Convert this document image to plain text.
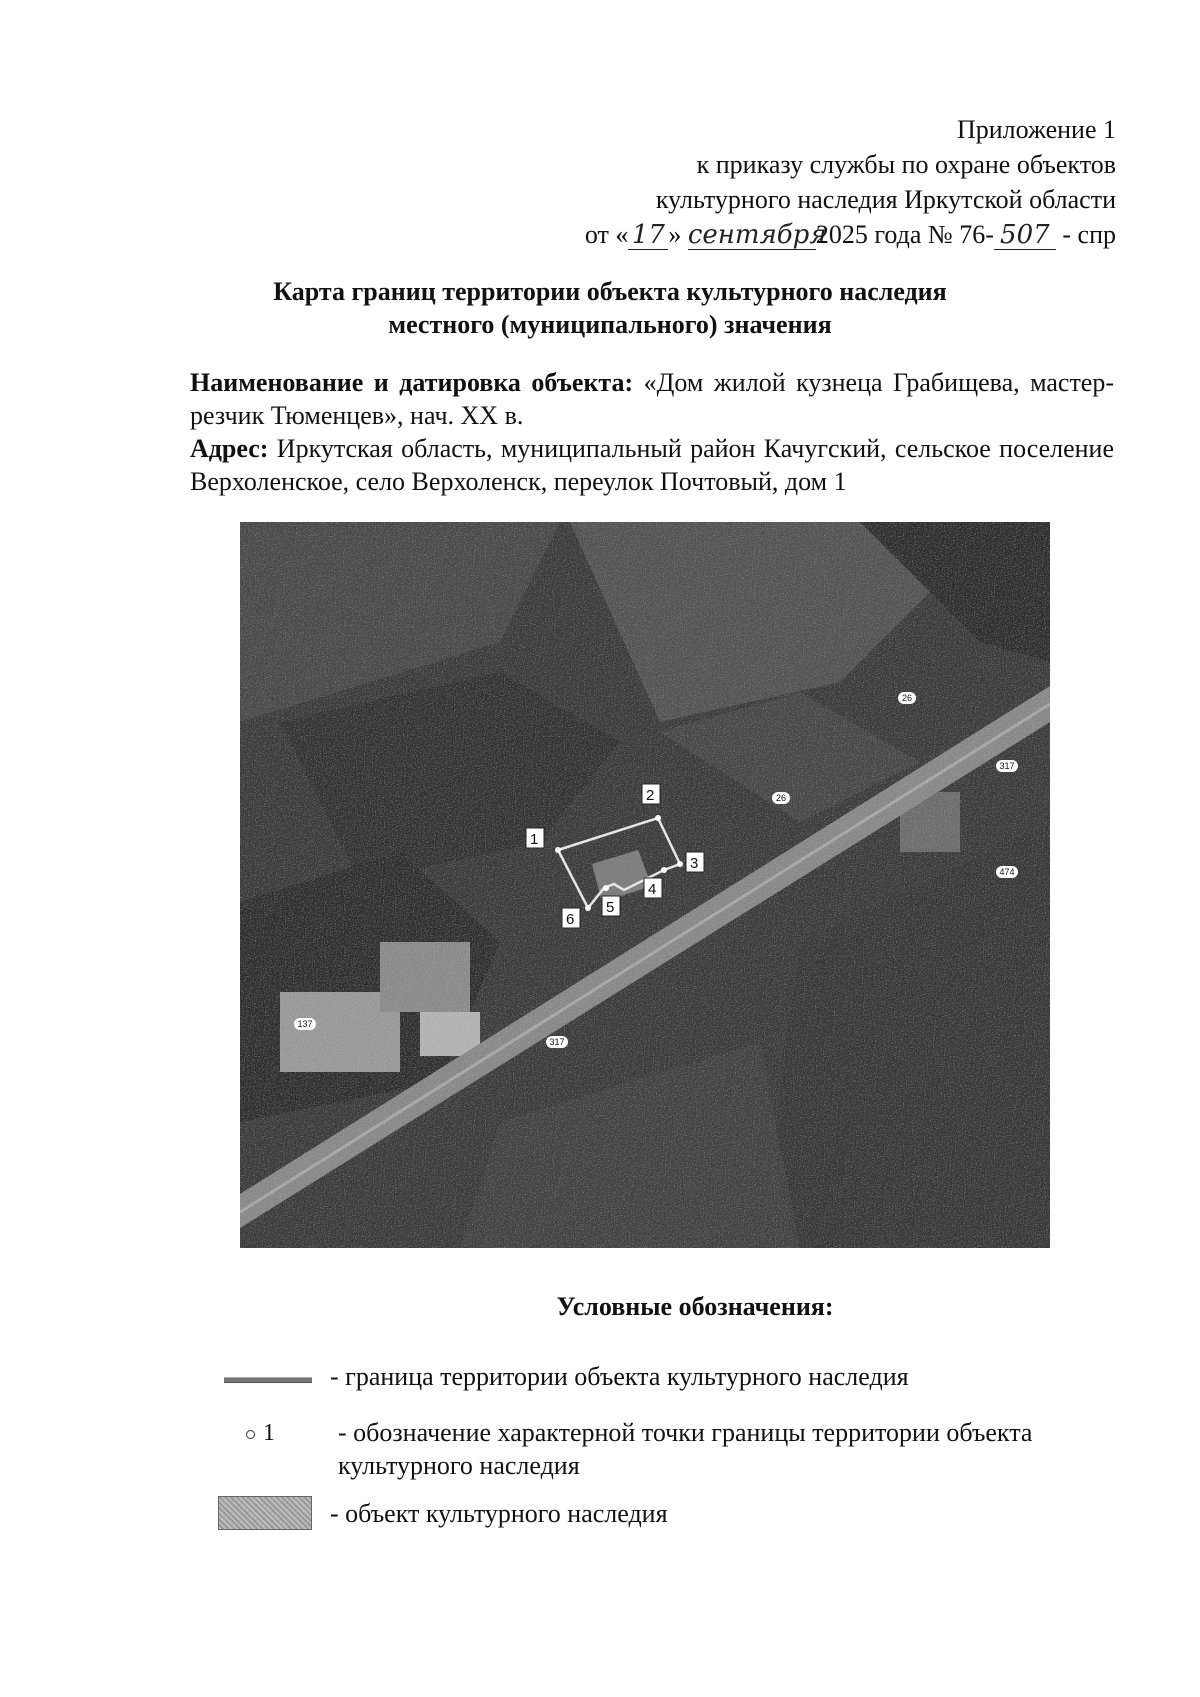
Приложение 1
к приказу службы по охране объектов
культурного наследия Иркутской области
от « 17 » сентября2025 года № 76- 507 - спр
Карта границ территории объекта культурного наследия
местного (муниципального) значения

Наименование и датировка объекта: «Дом жилой кузнеца Грабищева, мастер-резчик Тюменцев», нач. XX в.

Адрес: Иркутская область, муниципальный район Качугский, сельское поселение Верхоленское, село Верхоленск, переулок Почтовый, дом 1

1
2
3
4
5
6
26
26
317
474
137
317
Условные обозначения:
- граница территории объекта культурного наследия
1 - обозначение характерной точки границы территории объекта
культурного наследия
- объект культурного наследия
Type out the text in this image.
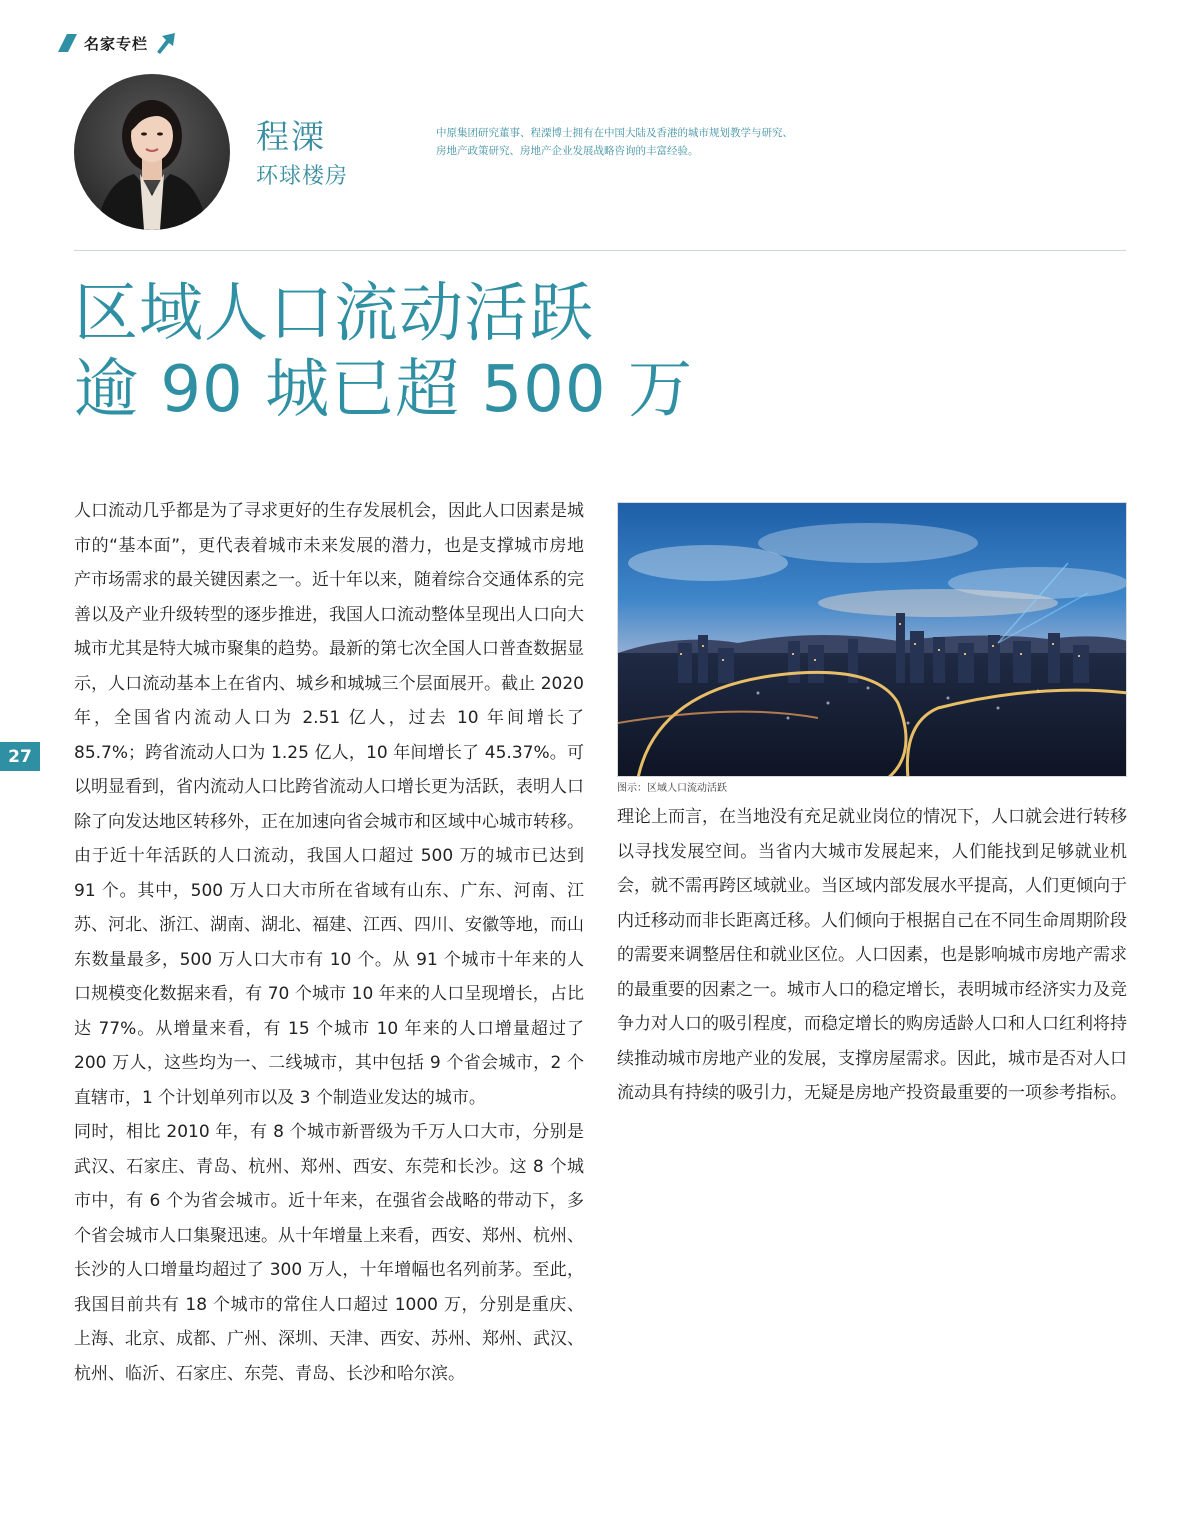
名家专栏
程溧
环球楼房

中原集团研究董事、程溧博士拥有在中国大陆及香港的城市规划教学与研究、

房地产政策研究、房地产企业发展战略咨询的丰富经验。

区域人口流动活跃
逾 90 城已超 500 万

人口流动几乎都是为了寻求更好的生存发展机会，因此人口因素是城市的“基本面”，更代表着城市未来发展的潜力，也是支撑城市房地产市场需求的最关键因素之一。近十年以来，随着综合交通体系的完善以及产业升级转型的逐步推进，我国人口流动整体呈现出人口向大城市尤其是特大城市聚集的趋势。最新的第七次全国人口普查数据显示，人口流动基本上在省内、城乡和城城三个层面展开。截止 2020 年，全国省内流动人口为 2.51 亿人，过去 10 年间增长了 85.7%；跨省流动人口为 1.25 亿人，10 年间增长了 45.37%。可以明显看到，省内流动人口比跨省流动人口增长更为活跃，表明人口除了向发达地区转移外，正在加速向省会城市和区域中心城市转移。

由于近十年活跃的人口流动，我国人口超过 500 万的城市已达到 91 个。其中，500 万人口大市所在省域有山东、广东、河南、江苏、河北、浙江、湖南、湖北、福建、江西、四川、安徽等地，而山东数量最多，500 万人口大市有 10 个。从 91 个城市十年来的人口规模变化数据来看，有 70 个城市 10 年来的人口呈现增长，占比达 77%。从增量来看，有 15 个城市 10 年来的人口增量超过了 200 万人，这些均为一、二线城市，其中包括 9 个省会城市，2 个直辖市，1 个计划单列市以及 3 个制造业发达的城市。

同时，相比 2010 年，有 8 个城市新晋级为千万人口大市，分别是武汉、石家庄、青岛、杭州、郑州、西安、东莞和长沙。这 8 个城市中，有 6 个为省会城市。近十年来，在强省会战略的带动下，多个省会城市人口集聚迅速。从十年增量上来看，西安、郑州、杭州、长沙的人口增量均超过了 300 万人，十年增幅也名列前茅。至此，我国目前共有 18 个城市的常住人口超过 1000 万，分别是重庆、上海、北京、成都、广州、深圳、天津、西安、苏州、郑州、武汉、杭州、临沂、石家庄、东莞、青岛、长沙和哈尔滨。

图示：区域人口流动活跃

理论上而言，在当地没有充足就业岗位的情况下，人口就会进行转移以寻找发展空间。当省内大城市发展起来，人们能找到足够就业机会，就不需再跨区域就业。当区域内部发展水平提高，人们更倾向于内迁移动而非长距离迁移。人们倾向于根据自己在不同生命周期阶段的需要来调整居住和就业区位。人口因素，也是影响城市房地产需求的最重要的因素之一。城市人口的稳定增长，表明城市经济实力及竞争力对人口的吸引程度，而稳定增长的购房适龄人口和人口红利将持续推动城市房地产业的发展，支撑房屋需求。因此，城市是否对人口流动具有持续的吸引力，无疑是房地产投资最重要的一项参考指标。

27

- - -

→ **Exercise**
Extract every line of the data exactly; pictures stay out.

→ **Exercise output**
Convert this document image to plain text.
Приложение 1
к приказу службы по охране объектов
культурного наследия Иркутской области
от « 17 » сентября2025 года № 76- 507 - спр
Карта границ территории объекта культурного наследия
местного (муниципального) значения

Наименование и датировка объекта: «Дом жилой кузнеца Грабищева, мастер-резчик Тюменцев», нач. XX в.

Адрес: Иркутская область, муниципальный район Качугский, сельское поселение Верхоленское, село Верхоленск, переулок Почтовый, дом 1

1
2
3
4
5
6
26
26
317
474
137
317
Условные обозначения:
- граница территории объекта культурного наследия
1 - обозначение характерной точки границы территории объекта
культурного наследия
- объект культурного наследия
Type out the text in this image.
名家专栏
程溧
环球楼房

中原集团研究董事、程溧博士拥有在中国大陆及香港的城市规划教学与研究、

房地产政策研究、房地产企业发展战略咨询的丰富经验。

区域人口流动活跃
逾 90 城已超 500 万

人口流动几乎都是为了寻求更好的生存发展机会，因此人口因素是城市的“基本面”，更代表着城市未来发展的潜力，也是支撑城市房地产市场需求的最关键因素之一。近十年以来，随着综合交通体系的完善以及产业升级转型的逐步推进，我国人口流动整体呈现出人口向大城市尤其是特大城市聚集的趋势。最新的第七次全国人口普查数据显示，人口流动基本上在省内、城乡和城城三个层面展开。截止 2020 年，全国省内流动人口为 2.51 亿人，过去 10 年间增长了 85.7%；跨省流动人口为 1.25 亿人，10 年间增长了 45.37%。可以明显看到，省内流动人口比跨省流动人口增长更为活跃，表明人口除了向发达地区转移外，正在加速向省会城市和区域中心城市转移。

由于近十年活跃的人口流动，我国人口超过 500 万的城市已达到 91 个。其中，500 万人口大市所在省域有山东、广东、河南、江苏、河北、浙江、湖南、湖北、福建、江西、四川、安徽等地，而山东数量最多，500 万人口大市有 10 个。从 91 个城市十年来的人口规模变化数据来看，有 70 个城市 10 年来的人口呈现增长，占比达 77%。从增量来看，有 15 个城市 10 年来的人口增量超过了 200 万人，这些均为一、二线城市，其中包括 9 个省会城市，2 个直辖市，1 个计划单列市以及 3 个制造业发达的城市。

同时，相比 2010 年，有 8 个城市新晋级为千万人口大市，分别是武汉、石家庄、青岛、杭州、郑州、西安、东莞和长沙。这 8 个城市中，有 6 个为省会城市。近十年来，在强省会战略的带动下，多个省会城市人口集聚迅速。从十年增量上来看，西安、郑州、杭州、长沙的人口增量均超过了 300 万人，十年增幅也名列前茅。至此，我国目前共有 18 个城市的常住人口超过 1000 万，分别是重庆、上海、北京、成都、广州、深圳、天津、西安、苏州、郑州、武汉、杭州、临沂、石家庄、东莞、青岛、长沙和哈尔滨。

图示：区域人口流动活跃

理论上而言，在当地没有充足就业岗位的情况下，人口就会进行转移以寻找发展空间。当省内大城市发展起来，人们能找到足够就业机会，就不需再跨区域就业。当区域内部发展水平提高，人们更倾向于内迁移动而非长距离迁移。人们倾向于根据自己在不同生命周期阶段的需要来调整居住和就业区位。人口因素，也是影响城市房地产需求的最重要的因素之一。城市人口的稳定增长，表明城市经济实力及竞争力对人口的吸引程度，而稳定增长的购房适龄人口和人口红利将持续推动城市房地产业的发展，支撑房屋需求。因此，城市是否对人口流动具有持续的吸引力，无疑是房地产投资最重要的一项参考指标。

27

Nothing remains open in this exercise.